_Prompt_. Every entry must be repeated exactly. Exclude all pictures.

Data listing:
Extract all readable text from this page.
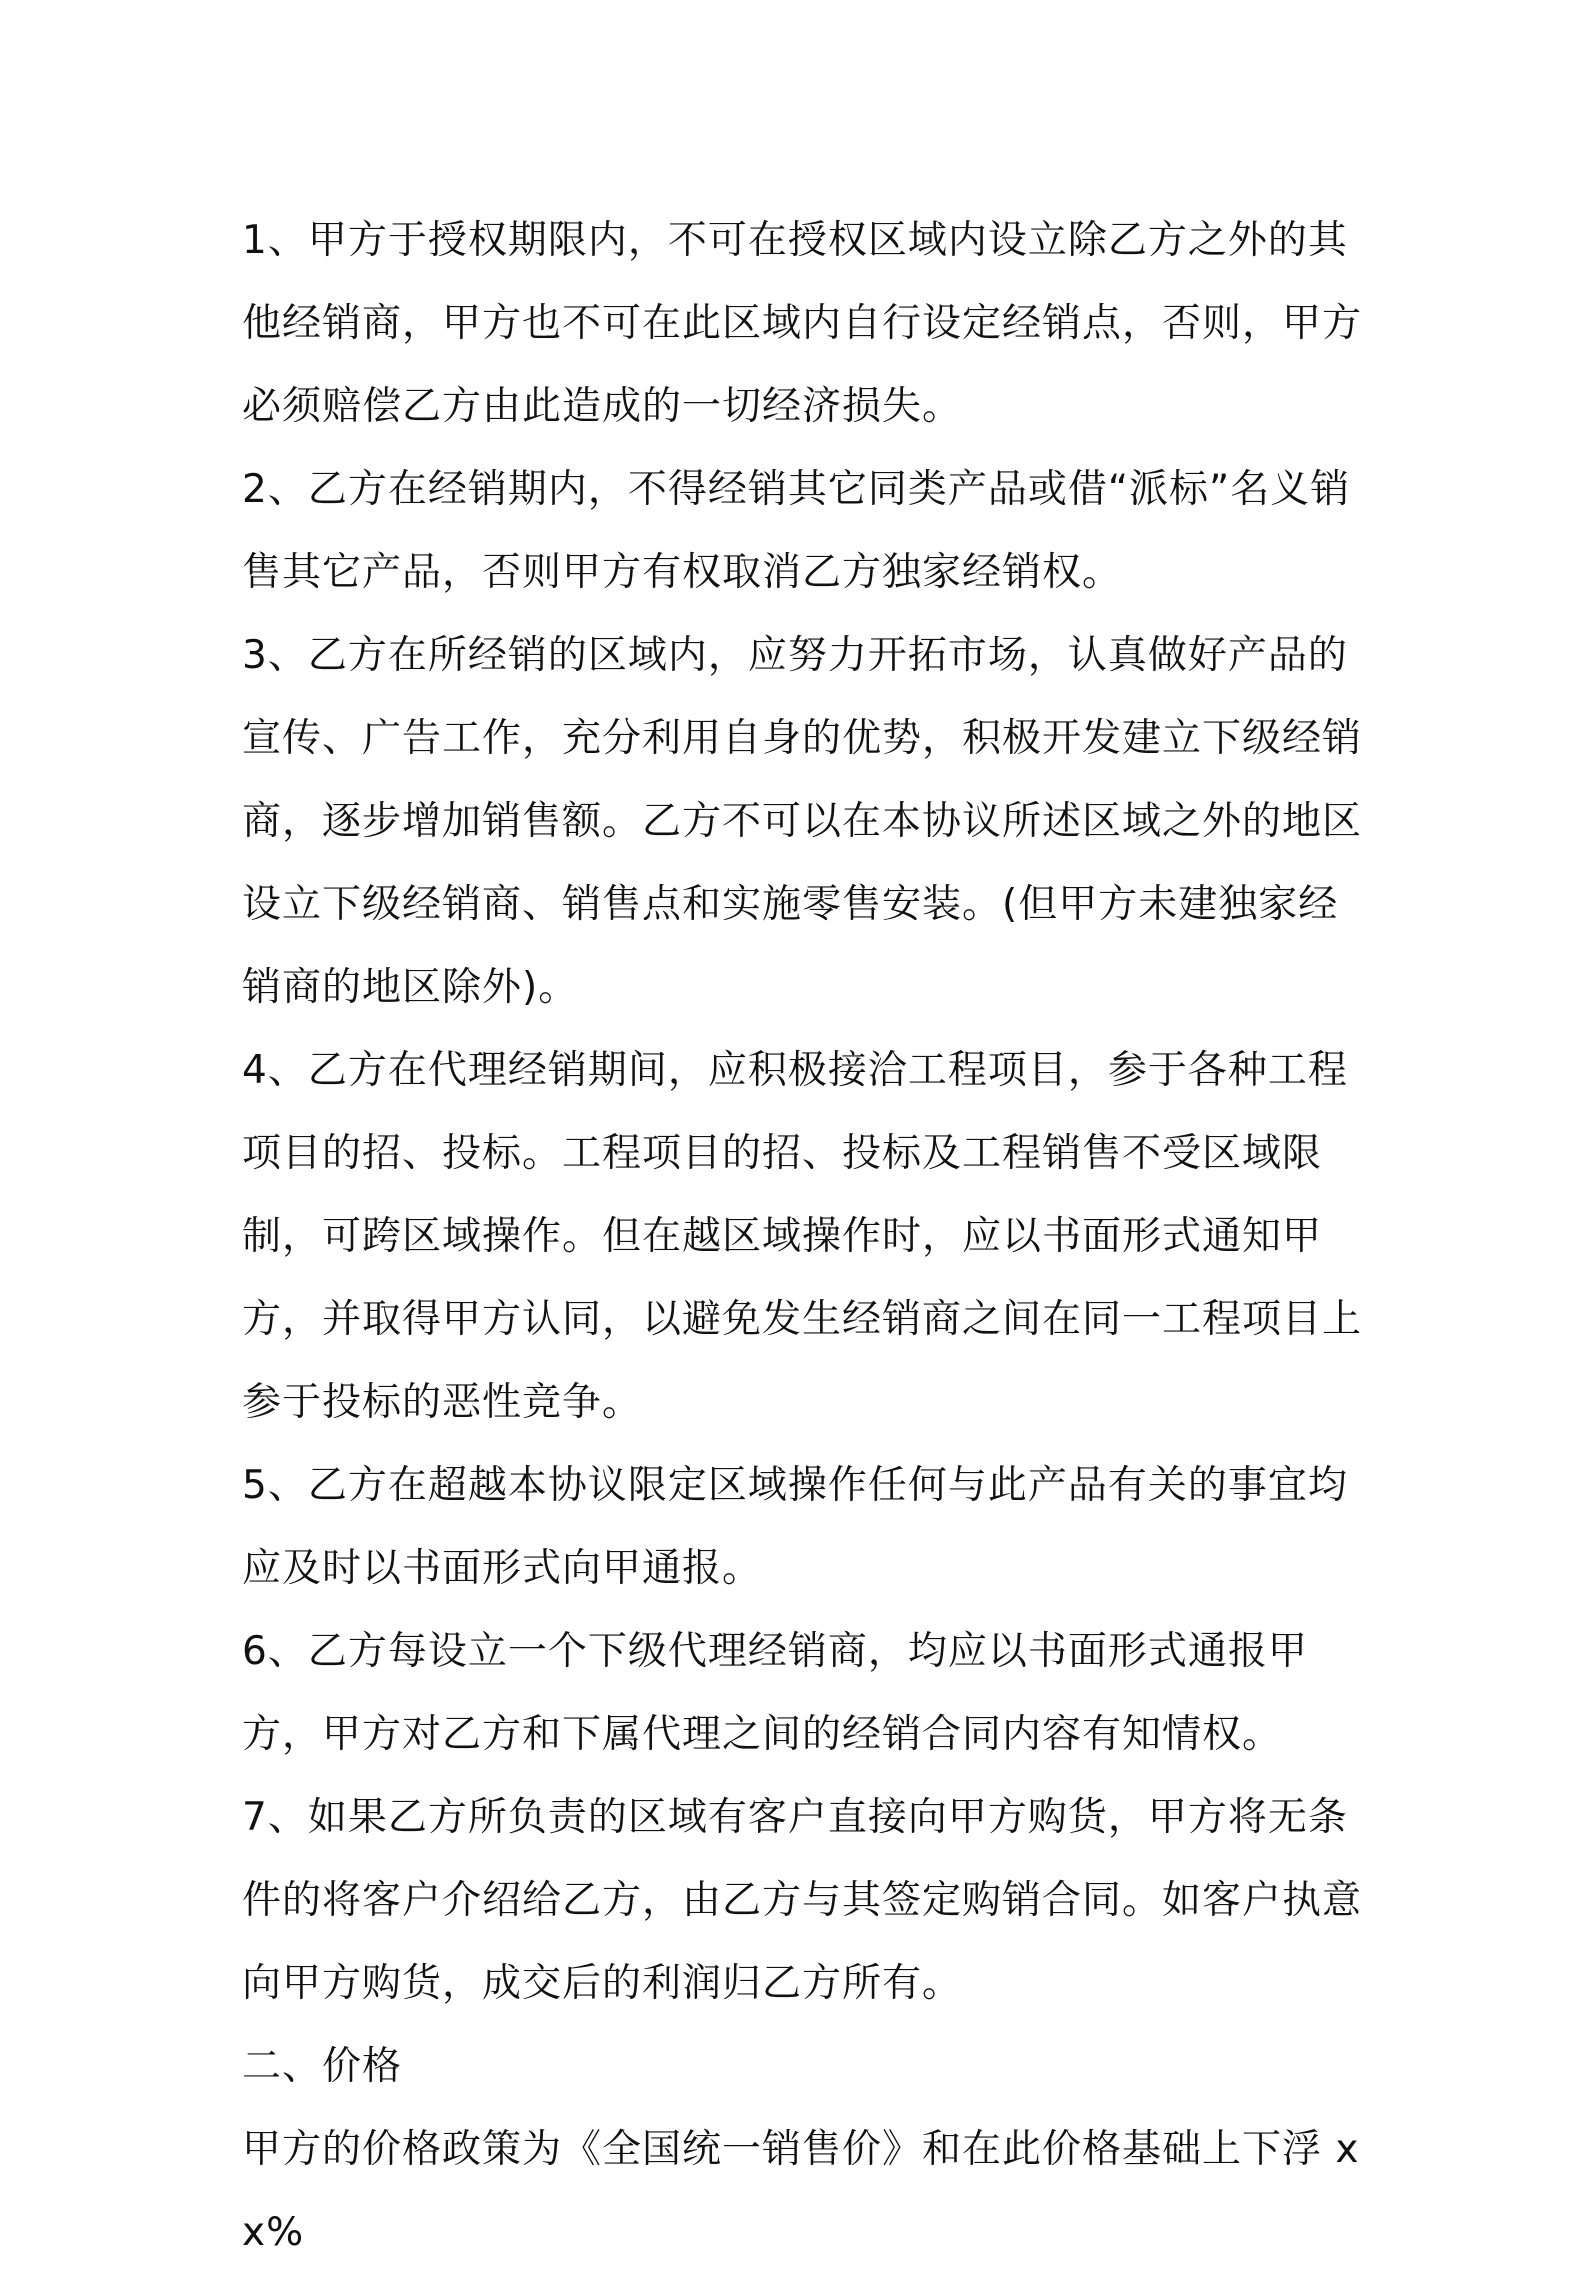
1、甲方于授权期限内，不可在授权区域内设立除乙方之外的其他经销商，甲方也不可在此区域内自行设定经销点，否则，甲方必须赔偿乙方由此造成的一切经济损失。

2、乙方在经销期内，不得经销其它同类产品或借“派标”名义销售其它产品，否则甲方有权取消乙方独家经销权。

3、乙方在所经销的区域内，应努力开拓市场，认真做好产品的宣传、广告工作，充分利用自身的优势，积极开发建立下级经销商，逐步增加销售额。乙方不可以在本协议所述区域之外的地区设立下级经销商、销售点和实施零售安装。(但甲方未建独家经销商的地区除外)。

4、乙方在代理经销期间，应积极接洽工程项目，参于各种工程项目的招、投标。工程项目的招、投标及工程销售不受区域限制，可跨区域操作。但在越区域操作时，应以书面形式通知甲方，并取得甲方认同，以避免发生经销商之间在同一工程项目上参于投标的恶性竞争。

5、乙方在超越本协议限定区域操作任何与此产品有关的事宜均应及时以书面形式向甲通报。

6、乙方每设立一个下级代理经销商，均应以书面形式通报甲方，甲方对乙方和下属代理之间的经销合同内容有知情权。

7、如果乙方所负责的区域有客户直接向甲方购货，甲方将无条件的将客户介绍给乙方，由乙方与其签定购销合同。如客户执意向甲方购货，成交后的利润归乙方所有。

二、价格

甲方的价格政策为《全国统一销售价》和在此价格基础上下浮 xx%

_Task result_.
Extract all readable text from this page.
1、甲方于授权期限内，不可在授权区域内设立除乙方之外的其他经销商，甲方也不可在此区域内自行设定经销点，否则，甲方必须赔偿乙方由此造成的一切经济损失。

2、乙方在经销期内，不得经销其它同类产品或借“派标”名义销售其它产品，否则甲方有权取消乙方独家经销权。

3、乙方在所经销的区域内，应努力开拓市场，认真做好产品的宣传、广告工作，充分利用自身的优势，积极开发建立下级经销商，逐步增加销售额。乙方不可以在本协议所述区域之外的地区设立下级经销商、销售点和实施零售安装。(但甲方未建独家经销商的地区除外)。

4、乙方在代理经销期间，应积极接洽工程项目，参于各种工程项目的招、投标。工程项目的招、投标及工程销售不受区域限制，可跨区域操作。但在越区域操作时，应以书面形式通知甲方，并取得甲方认同，以避免发生经销商之间在同一工程项目上参于投标的恶性竞争。

5、乙方在超越本协议限定区域操作任何与此产品有关的事宜均应及时以书面形式向甲通报。

6、乙方每设立一个下级代理经销商，均应以书面形式通报甲方，甲方对乙方和下属代理之间的经销合同内容有知情权。

7、如果乙方所负责的区域有客户直接向甲方购货，甲方将无条件的将客户介绍给乙方，由乙方与其签定购销合同。如客户执意向甲方购货，成交后的利润归乙方所有。

二、价格

甲方的价格政策为《全国统一销售价》和在此价格基础上下浮 xx%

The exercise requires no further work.